__Exercise inputs__
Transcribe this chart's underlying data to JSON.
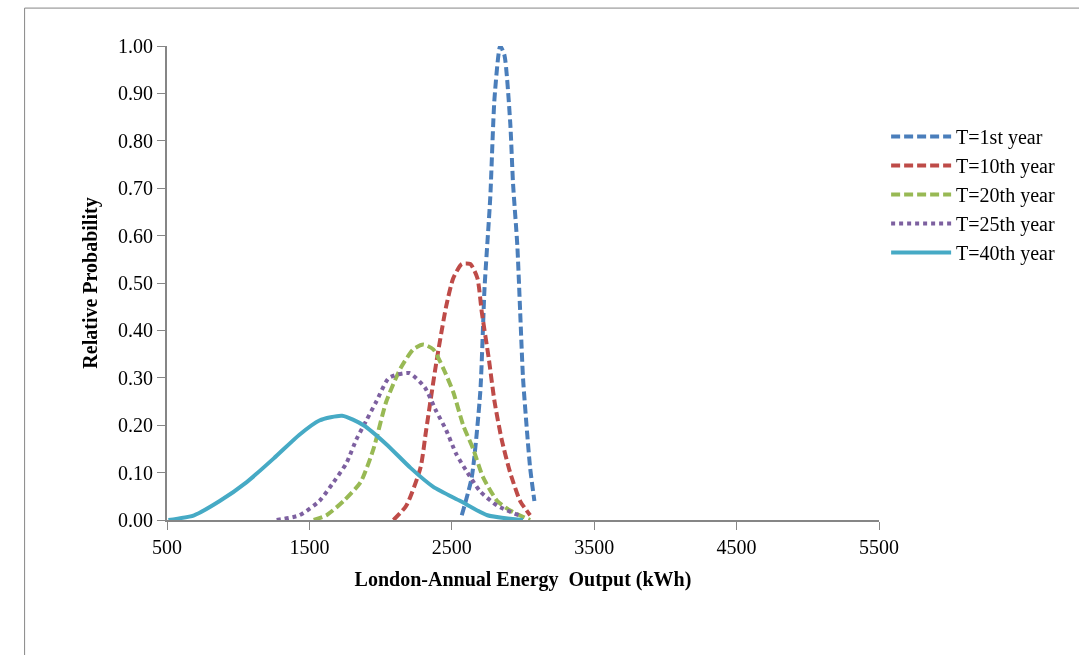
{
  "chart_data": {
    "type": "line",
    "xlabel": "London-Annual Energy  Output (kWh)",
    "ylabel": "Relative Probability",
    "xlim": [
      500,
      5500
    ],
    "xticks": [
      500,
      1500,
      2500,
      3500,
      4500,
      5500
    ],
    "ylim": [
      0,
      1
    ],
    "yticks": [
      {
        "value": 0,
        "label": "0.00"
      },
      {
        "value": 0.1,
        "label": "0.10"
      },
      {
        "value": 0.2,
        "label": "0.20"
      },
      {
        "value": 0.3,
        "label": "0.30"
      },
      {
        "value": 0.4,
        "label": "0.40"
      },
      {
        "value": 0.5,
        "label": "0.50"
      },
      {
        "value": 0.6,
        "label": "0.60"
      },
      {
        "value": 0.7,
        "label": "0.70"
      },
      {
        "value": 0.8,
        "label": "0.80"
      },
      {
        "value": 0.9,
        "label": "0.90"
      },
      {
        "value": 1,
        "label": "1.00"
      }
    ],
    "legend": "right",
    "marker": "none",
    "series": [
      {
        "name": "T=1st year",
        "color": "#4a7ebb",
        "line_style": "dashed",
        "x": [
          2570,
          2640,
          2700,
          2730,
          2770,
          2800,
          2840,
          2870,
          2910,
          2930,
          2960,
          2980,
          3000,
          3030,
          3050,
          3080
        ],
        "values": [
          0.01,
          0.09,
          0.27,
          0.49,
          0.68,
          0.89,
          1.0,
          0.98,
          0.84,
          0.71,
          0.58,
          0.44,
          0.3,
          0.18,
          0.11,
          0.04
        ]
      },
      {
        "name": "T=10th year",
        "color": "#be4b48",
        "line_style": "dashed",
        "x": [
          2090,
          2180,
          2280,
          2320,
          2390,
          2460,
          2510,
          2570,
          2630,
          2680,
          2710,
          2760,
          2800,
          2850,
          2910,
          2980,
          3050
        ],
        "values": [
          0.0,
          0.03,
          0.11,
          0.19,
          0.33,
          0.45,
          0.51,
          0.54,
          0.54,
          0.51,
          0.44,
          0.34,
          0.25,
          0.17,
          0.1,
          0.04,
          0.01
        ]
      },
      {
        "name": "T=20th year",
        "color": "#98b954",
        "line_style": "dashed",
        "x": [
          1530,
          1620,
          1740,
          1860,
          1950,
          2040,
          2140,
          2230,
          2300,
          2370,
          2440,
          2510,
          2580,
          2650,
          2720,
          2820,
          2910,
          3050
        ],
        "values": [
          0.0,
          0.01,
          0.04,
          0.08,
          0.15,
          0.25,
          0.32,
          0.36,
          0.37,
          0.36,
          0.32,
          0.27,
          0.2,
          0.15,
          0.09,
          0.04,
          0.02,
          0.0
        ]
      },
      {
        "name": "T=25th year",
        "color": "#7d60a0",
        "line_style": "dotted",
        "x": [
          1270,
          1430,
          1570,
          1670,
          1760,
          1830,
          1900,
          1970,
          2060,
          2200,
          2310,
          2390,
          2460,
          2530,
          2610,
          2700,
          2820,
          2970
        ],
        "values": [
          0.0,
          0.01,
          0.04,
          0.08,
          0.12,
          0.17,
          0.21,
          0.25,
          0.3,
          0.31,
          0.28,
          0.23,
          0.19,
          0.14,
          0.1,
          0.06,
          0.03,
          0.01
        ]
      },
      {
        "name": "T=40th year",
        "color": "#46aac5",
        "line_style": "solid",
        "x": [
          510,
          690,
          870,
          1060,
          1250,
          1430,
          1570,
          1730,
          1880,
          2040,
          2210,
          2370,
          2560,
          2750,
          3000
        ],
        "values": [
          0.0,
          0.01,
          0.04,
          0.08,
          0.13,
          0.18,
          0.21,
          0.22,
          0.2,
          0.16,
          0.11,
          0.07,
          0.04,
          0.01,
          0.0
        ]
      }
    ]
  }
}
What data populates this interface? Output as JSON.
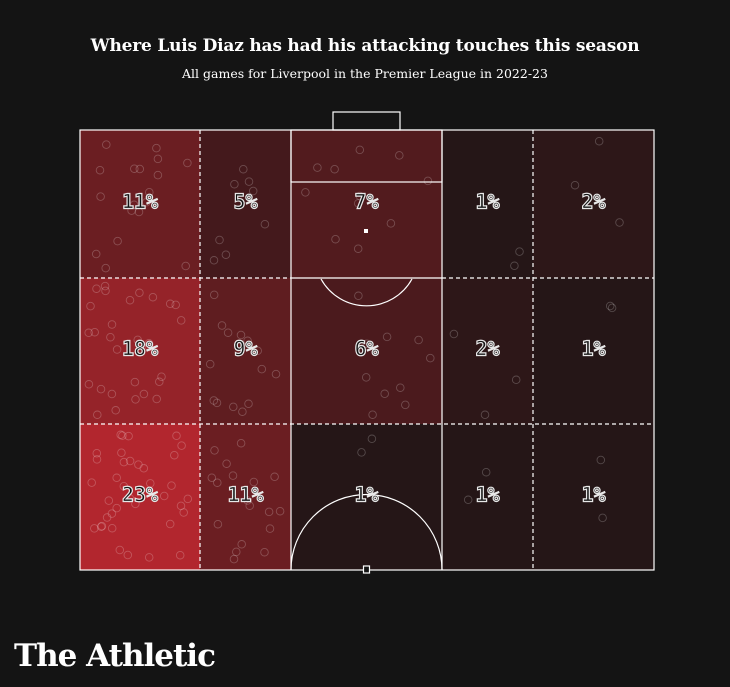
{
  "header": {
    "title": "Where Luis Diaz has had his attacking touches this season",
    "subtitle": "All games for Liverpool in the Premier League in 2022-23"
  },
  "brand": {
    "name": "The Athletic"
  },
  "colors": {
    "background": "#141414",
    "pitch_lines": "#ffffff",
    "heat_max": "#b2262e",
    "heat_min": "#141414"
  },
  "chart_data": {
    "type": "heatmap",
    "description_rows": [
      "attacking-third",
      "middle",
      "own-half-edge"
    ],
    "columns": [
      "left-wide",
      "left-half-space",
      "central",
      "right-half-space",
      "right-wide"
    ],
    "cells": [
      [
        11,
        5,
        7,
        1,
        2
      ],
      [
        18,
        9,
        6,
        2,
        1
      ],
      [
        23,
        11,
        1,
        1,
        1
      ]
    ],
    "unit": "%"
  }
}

---

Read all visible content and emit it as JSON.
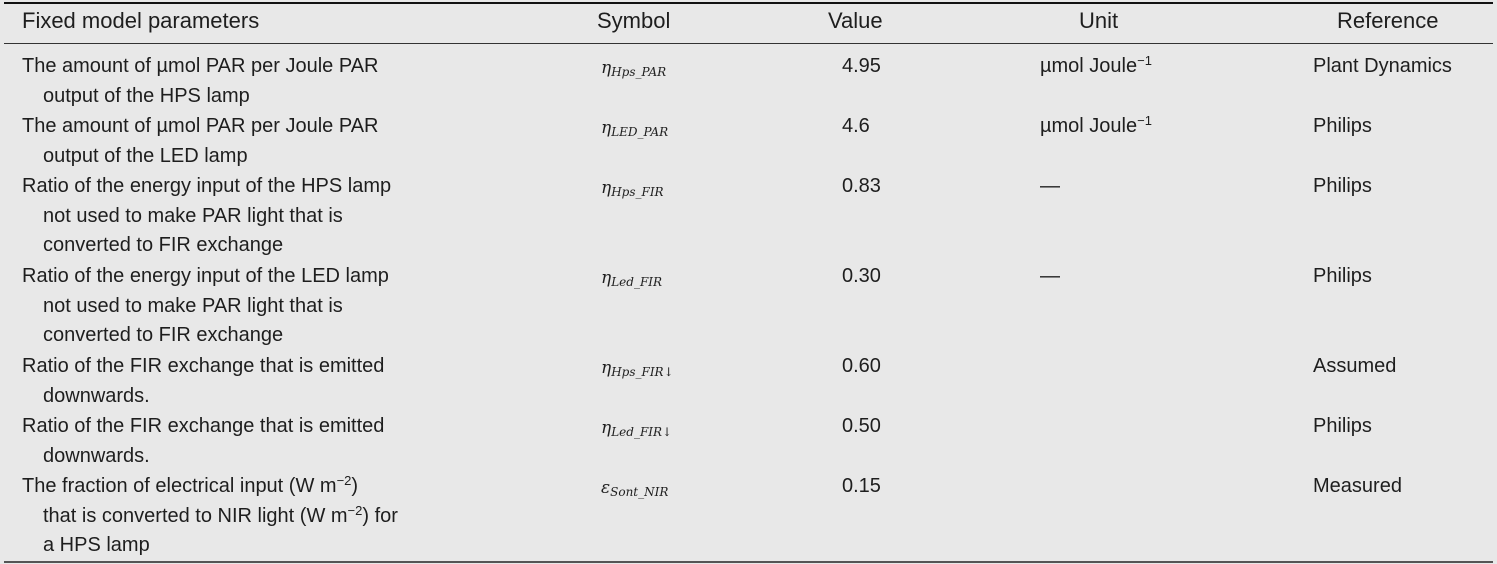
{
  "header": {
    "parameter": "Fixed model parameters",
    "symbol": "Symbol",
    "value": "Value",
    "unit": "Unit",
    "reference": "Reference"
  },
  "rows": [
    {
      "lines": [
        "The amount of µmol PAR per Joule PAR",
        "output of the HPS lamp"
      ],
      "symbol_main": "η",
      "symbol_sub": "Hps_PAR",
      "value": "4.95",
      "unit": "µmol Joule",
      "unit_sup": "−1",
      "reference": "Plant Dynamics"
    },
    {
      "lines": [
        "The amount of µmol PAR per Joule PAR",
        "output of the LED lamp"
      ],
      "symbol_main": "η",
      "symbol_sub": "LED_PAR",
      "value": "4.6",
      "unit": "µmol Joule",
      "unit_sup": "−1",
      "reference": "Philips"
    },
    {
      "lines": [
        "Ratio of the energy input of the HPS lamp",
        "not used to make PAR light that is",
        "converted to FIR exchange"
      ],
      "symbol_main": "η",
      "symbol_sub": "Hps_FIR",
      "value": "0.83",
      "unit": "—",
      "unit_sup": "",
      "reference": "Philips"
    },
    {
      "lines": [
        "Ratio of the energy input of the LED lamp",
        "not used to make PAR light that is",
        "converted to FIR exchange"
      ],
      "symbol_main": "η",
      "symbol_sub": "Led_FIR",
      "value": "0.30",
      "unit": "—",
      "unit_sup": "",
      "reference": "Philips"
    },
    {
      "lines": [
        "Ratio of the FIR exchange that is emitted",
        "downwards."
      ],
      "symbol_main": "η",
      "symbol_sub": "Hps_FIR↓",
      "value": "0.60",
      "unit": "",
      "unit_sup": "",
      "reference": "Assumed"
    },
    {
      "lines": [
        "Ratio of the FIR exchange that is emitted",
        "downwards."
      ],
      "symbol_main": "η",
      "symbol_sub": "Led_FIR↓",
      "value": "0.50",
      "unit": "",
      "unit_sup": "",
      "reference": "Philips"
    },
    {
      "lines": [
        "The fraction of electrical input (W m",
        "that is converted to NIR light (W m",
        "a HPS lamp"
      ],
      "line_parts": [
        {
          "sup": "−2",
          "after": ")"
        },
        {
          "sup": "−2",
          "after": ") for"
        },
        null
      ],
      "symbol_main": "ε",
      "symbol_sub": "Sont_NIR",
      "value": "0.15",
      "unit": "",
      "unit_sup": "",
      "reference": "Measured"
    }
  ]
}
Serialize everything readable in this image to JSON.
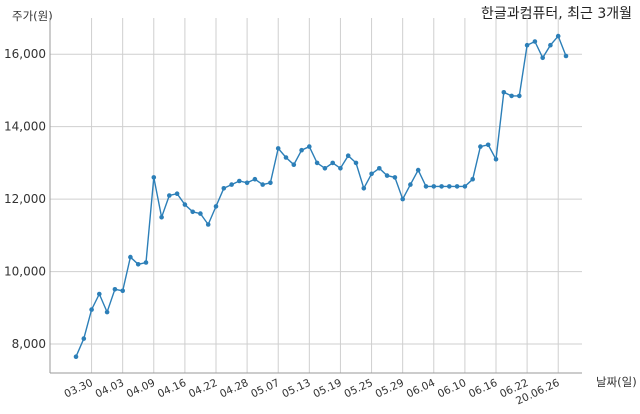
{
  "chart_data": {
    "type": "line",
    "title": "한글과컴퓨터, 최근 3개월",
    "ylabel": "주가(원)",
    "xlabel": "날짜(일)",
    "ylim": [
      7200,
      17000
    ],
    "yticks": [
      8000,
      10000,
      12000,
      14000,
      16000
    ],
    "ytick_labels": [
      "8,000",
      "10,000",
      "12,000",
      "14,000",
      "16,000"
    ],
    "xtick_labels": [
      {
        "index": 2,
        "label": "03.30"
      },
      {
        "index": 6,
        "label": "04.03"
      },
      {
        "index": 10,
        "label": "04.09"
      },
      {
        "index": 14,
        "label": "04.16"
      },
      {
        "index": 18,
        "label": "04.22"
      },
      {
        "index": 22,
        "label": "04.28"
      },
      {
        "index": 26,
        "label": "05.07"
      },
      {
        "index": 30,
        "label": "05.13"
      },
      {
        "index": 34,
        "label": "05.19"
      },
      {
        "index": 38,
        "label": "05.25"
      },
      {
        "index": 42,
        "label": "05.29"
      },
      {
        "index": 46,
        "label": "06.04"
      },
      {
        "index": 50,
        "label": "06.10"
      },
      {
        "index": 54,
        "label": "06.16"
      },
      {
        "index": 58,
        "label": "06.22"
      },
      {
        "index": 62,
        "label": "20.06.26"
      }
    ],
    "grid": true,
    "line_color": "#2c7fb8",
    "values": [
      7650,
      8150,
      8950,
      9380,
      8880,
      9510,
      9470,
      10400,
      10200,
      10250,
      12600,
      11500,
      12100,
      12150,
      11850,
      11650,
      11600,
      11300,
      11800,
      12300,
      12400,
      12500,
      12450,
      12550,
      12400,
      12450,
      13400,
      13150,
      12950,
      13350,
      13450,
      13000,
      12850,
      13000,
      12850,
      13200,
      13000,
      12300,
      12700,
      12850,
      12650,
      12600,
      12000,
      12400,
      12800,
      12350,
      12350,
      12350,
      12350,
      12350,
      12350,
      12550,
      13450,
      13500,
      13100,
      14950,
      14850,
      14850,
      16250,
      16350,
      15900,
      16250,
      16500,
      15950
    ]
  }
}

__Short task__
Among the lines of the material, find those that hold the word "ylabel" and copy them.

__Written answer__
    "ylabel": "Relative Probability",
    "ylabel": "주가(원)",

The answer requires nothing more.